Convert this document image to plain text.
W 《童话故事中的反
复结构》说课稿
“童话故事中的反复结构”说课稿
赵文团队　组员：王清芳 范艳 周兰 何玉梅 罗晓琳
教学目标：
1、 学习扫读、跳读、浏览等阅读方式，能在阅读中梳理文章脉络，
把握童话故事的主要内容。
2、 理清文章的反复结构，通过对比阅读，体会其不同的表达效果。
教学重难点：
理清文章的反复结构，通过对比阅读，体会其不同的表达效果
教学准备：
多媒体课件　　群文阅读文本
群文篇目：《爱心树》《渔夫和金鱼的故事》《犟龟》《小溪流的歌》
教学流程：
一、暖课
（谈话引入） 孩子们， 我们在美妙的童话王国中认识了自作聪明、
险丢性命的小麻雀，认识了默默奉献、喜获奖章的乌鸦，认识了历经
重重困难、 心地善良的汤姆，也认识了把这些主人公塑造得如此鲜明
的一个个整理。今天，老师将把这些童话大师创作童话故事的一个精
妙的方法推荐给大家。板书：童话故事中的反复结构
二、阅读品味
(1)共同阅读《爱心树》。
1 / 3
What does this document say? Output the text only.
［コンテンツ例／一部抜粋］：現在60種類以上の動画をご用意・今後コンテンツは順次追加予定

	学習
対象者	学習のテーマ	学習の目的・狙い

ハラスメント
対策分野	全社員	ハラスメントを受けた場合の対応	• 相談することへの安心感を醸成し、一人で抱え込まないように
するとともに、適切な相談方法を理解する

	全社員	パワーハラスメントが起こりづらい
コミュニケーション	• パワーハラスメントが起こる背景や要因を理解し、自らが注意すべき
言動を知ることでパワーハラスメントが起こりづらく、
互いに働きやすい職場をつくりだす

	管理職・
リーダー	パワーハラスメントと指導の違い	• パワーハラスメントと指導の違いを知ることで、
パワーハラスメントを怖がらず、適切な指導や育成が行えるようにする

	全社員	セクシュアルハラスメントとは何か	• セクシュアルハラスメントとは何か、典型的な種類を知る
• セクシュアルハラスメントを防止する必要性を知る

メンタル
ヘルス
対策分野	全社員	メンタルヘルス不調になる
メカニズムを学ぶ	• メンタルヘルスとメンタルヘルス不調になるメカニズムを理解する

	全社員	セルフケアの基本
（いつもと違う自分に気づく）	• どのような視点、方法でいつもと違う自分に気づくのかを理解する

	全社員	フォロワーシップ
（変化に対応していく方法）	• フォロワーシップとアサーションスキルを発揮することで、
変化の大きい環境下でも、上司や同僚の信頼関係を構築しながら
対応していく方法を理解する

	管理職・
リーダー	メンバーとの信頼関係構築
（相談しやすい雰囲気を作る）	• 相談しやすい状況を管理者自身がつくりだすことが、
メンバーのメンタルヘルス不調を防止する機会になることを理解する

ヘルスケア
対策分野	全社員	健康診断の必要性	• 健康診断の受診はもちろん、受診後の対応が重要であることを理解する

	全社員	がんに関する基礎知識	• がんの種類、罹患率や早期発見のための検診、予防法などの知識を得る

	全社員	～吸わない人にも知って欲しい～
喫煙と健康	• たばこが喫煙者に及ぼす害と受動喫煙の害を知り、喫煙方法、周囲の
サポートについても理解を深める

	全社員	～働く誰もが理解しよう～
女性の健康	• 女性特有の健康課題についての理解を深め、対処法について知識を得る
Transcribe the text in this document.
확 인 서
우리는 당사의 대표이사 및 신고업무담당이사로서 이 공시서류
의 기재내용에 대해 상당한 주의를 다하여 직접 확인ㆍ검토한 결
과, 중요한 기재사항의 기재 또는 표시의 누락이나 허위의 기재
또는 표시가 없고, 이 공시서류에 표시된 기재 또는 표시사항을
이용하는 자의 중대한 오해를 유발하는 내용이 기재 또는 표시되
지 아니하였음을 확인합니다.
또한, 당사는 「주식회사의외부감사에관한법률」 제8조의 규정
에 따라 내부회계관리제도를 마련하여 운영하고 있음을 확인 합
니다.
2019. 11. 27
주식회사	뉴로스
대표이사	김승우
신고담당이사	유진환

_ _ _

- _YOUR TASK_: Pick out the lines that have the word "リーダー". Copy them all.

- _TASK RESPONSE_:
リーダー	パワーハラスメントと指導の違い	• パワーハラスメントと指導の違いを知ることで、
リーダー	メンバーとの信頼関係構築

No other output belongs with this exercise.